Extracted text |
▼

There is similar ambition at Plymouth Argyle. The club's new owners are confident the team can progress to the Promised Land at last but Home Park's transformation into the "Wembley of the South West" will be financed by more than just football.
The region's natural beauty also features highly in the Plymouth plan. They are even promising to land 747s direct from Japan on the airstrips at Exeter and Newquay, if that is what it takes. I'm not sure about that but I think both Bristol and Plymouth have an excellent chance of making the cut when the final decision is announced on 16 December.
I would like to say the same about MK but I fear its quirky charms will be squeezed by Birmingham and London, particularly as the latter is putting forward four venues: the Emirates, Tottenham's new ground, Wembley and, slightly controversially, the 2012 stadium, running track and all.
I think four is greedy, no matter what London's bid leaders tell me about the city being of unique significance to a World Cup bid - the Emirates and Wembley, with the former getting a semi-final, seem nailed on, though.

▲

Data supplied |
▼

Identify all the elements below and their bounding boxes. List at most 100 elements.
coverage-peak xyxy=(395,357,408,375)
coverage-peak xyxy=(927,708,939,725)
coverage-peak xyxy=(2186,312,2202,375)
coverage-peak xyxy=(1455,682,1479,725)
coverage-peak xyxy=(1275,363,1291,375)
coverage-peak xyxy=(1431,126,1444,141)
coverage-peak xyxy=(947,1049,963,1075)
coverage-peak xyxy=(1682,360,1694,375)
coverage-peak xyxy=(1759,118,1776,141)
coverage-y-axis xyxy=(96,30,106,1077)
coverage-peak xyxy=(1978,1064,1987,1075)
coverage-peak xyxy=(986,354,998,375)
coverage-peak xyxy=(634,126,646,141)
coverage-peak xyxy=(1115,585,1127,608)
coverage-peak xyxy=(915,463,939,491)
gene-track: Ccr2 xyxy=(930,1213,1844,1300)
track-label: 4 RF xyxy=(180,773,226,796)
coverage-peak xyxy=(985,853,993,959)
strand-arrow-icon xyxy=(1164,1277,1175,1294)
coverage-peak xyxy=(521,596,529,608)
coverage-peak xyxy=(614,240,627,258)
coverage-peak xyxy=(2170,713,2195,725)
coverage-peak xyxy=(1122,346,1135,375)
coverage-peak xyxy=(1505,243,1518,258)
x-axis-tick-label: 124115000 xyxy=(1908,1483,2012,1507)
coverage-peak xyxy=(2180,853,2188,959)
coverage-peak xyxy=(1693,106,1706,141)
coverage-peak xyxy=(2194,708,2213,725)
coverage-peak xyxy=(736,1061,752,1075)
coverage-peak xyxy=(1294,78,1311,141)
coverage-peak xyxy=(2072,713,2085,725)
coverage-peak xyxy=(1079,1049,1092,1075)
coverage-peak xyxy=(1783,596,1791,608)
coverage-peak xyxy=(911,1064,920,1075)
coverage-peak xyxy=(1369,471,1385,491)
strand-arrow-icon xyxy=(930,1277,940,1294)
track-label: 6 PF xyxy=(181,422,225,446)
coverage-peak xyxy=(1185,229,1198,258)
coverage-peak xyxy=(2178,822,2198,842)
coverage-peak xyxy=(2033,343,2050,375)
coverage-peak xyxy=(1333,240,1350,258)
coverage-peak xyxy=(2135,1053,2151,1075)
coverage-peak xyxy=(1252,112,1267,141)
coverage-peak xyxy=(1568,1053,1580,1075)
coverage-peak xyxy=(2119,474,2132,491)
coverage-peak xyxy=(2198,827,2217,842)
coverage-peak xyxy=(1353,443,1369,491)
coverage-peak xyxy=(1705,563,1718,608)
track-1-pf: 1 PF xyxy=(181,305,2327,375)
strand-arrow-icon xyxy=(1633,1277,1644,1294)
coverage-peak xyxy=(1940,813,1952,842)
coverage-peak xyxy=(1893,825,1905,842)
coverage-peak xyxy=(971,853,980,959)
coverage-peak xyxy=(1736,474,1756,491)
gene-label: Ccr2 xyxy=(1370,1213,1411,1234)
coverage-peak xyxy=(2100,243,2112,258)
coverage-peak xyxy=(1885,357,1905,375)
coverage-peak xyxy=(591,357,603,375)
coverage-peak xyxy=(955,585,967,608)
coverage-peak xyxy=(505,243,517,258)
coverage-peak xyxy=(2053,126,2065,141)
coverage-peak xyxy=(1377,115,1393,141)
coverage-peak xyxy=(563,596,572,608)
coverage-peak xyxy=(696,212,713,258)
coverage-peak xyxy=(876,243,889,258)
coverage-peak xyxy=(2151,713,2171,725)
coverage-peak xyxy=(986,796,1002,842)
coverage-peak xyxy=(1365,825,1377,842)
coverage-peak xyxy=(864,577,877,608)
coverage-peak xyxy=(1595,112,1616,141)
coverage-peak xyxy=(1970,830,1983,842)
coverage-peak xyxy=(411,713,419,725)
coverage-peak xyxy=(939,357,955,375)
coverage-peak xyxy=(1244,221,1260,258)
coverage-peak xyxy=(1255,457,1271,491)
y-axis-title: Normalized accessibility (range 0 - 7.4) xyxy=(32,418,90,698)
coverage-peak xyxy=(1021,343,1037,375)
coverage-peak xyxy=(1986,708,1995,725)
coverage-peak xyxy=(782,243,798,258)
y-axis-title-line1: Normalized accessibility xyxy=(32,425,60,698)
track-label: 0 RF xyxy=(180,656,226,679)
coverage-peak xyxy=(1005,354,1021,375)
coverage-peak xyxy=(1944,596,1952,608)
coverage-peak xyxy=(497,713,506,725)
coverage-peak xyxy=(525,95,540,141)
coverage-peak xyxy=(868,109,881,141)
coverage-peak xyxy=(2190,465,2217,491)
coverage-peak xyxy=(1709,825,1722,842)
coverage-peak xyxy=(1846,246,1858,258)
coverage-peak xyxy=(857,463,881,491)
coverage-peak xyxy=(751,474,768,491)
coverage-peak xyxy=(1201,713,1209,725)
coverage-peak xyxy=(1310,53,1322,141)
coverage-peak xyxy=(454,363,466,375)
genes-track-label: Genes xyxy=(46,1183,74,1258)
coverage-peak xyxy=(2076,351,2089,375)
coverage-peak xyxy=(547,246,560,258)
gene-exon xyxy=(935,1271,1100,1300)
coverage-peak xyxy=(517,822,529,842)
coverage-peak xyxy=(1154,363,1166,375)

▲

Prompt A |
According to the article on World Cup host venues, on what date will the final decision be announced?
Prompt B |
List the venues that London is putting forward, as named in the article on World Cup host venues.
Prompt C |
Carry on the article on World Cup host venues from its final sentence.
The listing comes from a source separate from the article on World Cup host venues.

Task result A |
16 December.

Task result B |
- the Emirates
- Tottenham's new ground
- Wembley
- the 2012 stadium

Task result C |
Tougher choices exist elsewhere, particularly in the East Midlands, where some fear it might not be one from three but none. This seems unlikely but I have no idea if England's bid leaders will back the solid but unglamorous locations offered by Derby and Leicester or go with Nottingham's artist's impression of Forest's new home. It does look lovely but I would worry about its ever-changing location.
Artist's impression of the new stadium being planned by Nottingham Forest
Another battleground is Yorkshire. You would normally assume Leeds is a dead cert but then you remember the last time you went to Elland Road, try to work out who will actually pay for its upgrade (to achieve Fifa's 40,000-seat minimum you actually need about 44,000 seats because you lose that many to hospitality and the media) and wonder if you are not better off at Bramall Lane, with its history, new hotel and planning permission. Hull has a chance, too. Perhaps it will be two from three.
There were concerns in the North East that Newcastle-Gateshead and Sunderland were chasing just one place. I think both of these famous football centres, with their large, iconic grounds, will be fine.
So will Liverpool, despite current headaches, and Manchester, possibly for both Old Trafford - a certain semi-final venue - and the City of Manchester Stadium. Much has been made of Fifa's "rules" about only one city getting more than one venue in any bid. I do not think those rules are as firm as some believe. There is plenty of flexibility in them and we could end up with 18 venues in 14 cities or 12 in 11.
What is certain, however, is that a successful England bid in 2018 would be a success for the entire country. Take those recent PriceWaterhouseCoopers predictions of a £3.2bn bonanza for the country with a small pinch of salt but there will be significant rewards in terms of inward investment, tourism and global prestige.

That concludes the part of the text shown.